===== INPUT RECORDS =====
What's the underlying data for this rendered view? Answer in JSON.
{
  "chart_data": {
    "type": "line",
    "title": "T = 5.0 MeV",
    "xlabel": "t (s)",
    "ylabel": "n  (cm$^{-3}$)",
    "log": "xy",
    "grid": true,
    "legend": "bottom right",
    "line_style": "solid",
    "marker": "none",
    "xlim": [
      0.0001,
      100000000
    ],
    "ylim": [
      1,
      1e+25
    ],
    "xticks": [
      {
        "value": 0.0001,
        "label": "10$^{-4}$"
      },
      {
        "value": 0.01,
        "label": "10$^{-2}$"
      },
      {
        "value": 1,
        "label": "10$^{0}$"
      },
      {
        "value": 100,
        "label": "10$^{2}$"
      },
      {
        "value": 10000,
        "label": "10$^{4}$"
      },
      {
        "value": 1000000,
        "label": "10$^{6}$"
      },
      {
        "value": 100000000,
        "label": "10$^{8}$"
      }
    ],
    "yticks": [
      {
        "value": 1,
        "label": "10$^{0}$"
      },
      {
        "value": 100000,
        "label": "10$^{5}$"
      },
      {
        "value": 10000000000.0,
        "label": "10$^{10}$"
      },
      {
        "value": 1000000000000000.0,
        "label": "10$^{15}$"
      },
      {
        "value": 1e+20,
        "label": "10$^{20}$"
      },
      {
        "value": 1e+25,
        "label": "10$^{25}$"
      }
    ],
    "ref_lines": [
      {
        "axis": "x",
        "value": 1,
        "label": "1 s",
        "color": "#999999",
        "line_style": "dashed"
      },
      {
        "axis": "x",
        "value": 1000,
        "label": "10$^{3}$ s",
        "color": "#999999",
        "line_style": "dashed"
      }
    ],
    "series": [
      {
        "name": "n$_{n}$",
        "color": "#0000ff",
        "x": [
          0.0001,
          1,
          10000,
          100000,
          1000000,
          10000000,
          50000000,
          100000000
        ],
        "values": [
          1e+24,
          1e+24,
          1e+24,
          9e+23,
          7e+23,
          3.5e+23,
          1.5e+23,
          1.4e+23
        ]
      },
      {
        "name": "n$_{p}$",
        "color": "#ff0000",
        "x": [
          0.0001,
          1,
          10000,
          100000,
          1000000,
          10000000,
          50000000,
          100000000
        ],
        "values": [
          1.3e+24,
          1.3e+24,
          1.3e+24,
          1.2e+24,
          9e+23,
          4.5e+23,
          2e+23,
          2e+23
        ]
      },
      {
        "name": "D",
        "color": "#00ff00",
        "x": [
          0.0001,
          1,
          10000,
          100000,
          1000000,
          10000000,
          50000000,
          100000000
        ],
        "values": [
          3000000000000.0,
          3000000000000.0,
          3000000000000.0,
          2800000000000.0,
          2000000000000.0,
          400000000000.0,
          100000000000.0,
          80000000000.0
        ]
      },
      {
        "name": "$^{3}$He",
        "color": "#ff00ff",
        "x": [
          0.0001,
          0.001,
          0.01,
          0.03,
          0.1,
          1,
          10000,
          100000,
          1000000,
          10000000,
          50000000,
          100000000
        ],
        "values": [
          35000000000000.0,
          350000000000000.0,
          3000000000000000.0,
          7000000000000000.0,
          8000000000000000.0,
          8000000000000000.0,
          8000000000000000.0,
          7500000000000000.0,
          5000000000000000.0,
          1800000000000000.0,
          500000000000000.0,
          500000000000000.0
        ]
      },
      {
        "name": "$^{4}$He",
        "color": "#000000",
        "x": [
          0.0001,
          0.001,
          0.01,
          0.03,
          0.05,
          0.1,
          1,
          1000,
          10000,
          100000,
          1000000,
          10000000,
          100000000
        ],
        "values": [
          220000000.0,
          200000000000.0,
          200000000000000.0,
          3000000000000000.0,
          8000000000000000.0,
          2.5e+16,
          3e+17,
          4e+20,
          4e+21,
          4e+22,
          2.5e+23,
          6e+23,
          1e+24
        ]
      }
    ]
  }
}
=====
▶ TASK STATEMENT:
All of the material above needs to be retyped word for word.

▶ RESULT OF THE TASK:
What's the underlying data for this rendered view? Answer in JSON.
{
  "chart_data": {
    "type": "line",
    "title": "T = 5.0 MeV",
    "xlabel": "t (s)",
    "ylabel": "n  (cm$^{-3}$)",
    "log": "xy",
    "grid": true,
    "legend": "bottom right",
    "line_style": "solid",
    "marker": "none",
    "xlim": [
      0.0001,
      100000000
    ],
    "ylim": [
      1,
      1e+25
    ],
    "xticks": [
      {
        "value": 0.0001,
        "label": "10$^{-4}$"
      },
      {
        "value": 0.01,
        "label": "10$^{-2}$"
      },
      {
        "value": 1,
        "label": "10$^{0}$"
      },
      {
        "value": 100,
        "label": "10$^{2}$"
      },
      {
        "value": 10000,
        "label": "10$^{4}$"
      },
      {
        "value": 1000000,
        "label": "10$^{6}$"
      },
      {
        "value": 100000000,
        "label": "10$^{8}$"
      }
    ],
    "yticks": [
      {
        "value": 1,
        "label": "10$^{0}$"
      },
      {
        "value": 100000,
        "label": "10$^{5}$"
      },
      {
        "value": 10000000000.0,
        "label": "10$^{10}$"
      },
      {
        "value": 1000000000000000.0,
        "label": "10$^{15}$"
      },
      {
        "value": 1e+20,
        "label": "10$^{20}$"
      },
      {
        "value": 1e+25,
        "label": "10$^{25}$"
      }
    ],
    "ref_lines": [
      {
        "axis": "x",
        "value": 1,
        "label": "1 s",
        "color": "#999999",
        "line_style": "dashed"
      },
      {
        "axis": "x",
        "value": 1000,
        "label": "10$^{3}$ s",
        "color": "#999999",
        "line_style": "dashed"
      }
    ],
    "series": [
      {
        "name": "n$_{n}$",
        "color": "#0000ff",
        "x": [
          0.0001,
          1,
          10000,
          100000,
          1000000,
          10000000,
          50000000,
          100000000
        ],
        "values": [
          1e+24,
          1e+24,
          1e+24,
          9e+23,
          7e+23,
          3.5e+23,
          1.5e+23,
          1.4e+23
        ]
      },
      {
        "name": "n$_{p}$",
        "color": "#ff0000",
        "x": [
          0.0001,
          1,
          10000,
          100000,
          1000000,
          10000000,
          50000000,
          100000000
        ],
        "values": [
          1.3e+24,
          1.3e+24,
          1.3e+24,
          1.2e+24,
          9e+23,
          4.5e+23,
          2e+23,
          2e+23
        ]
      },
      {
        "name": "D",
        "color": "#00ff00",
        "x": [
          0.0001,
          1,
          10000,
          100000,
          1000000,
          10000000,
          50000000,
          100000000
        ],
        "values": [
          3000000000000.0,
          3000000000000.0,
          3000000000000.0,
          2800000000000.0,
          2000000000000.0,
          400000000000.0,
          100000000000.0,
          80000000000.0
        ]
      },
      {
        "name": "$^{3}$He",
        "color": "#ff00ff",
        "x": [
          0.0001,
          0.001,
          0.01,
          0.03,
          0.1,
          1,
          10000,
          100000,
          1000000,
          10000000,
          50000000,
          100000000
        ],
        "values": [
          35000000000000.0,
          350000000000000.0,
          3000000000000000.0,
          7000000000000000.0,
          8000000000000000.0,
          8000000000000000.0,
          8000000000000000.0,
          7500000000000000.0,
          5000000000000000.0,
          1800000000000000.0,
          500000000000000.0,
          500000000000000.0
        ]
      },
      {
        "name": "$^{4}$He",
        "color": "#000000",
        "x": [
          0.0001,
          0.001,
          0.01,
          0.03,
          0.05,
          0.1,
          1,
          1000,
          10000,
          100000,
          1000000,
          10000000,
          100000000
        ],
        "values": [
          220000000.0,
          200000000000.0,
          200000000000000.0,
          3000000000000000.0,
          8000000000000000.0,
          2.5e+16,
          3e+17,
          4e+20,
          4e+21,
          4e+22,
          2.5e+23,
          6e+23,
          1e+24
        ]
      }
    ]
  }
}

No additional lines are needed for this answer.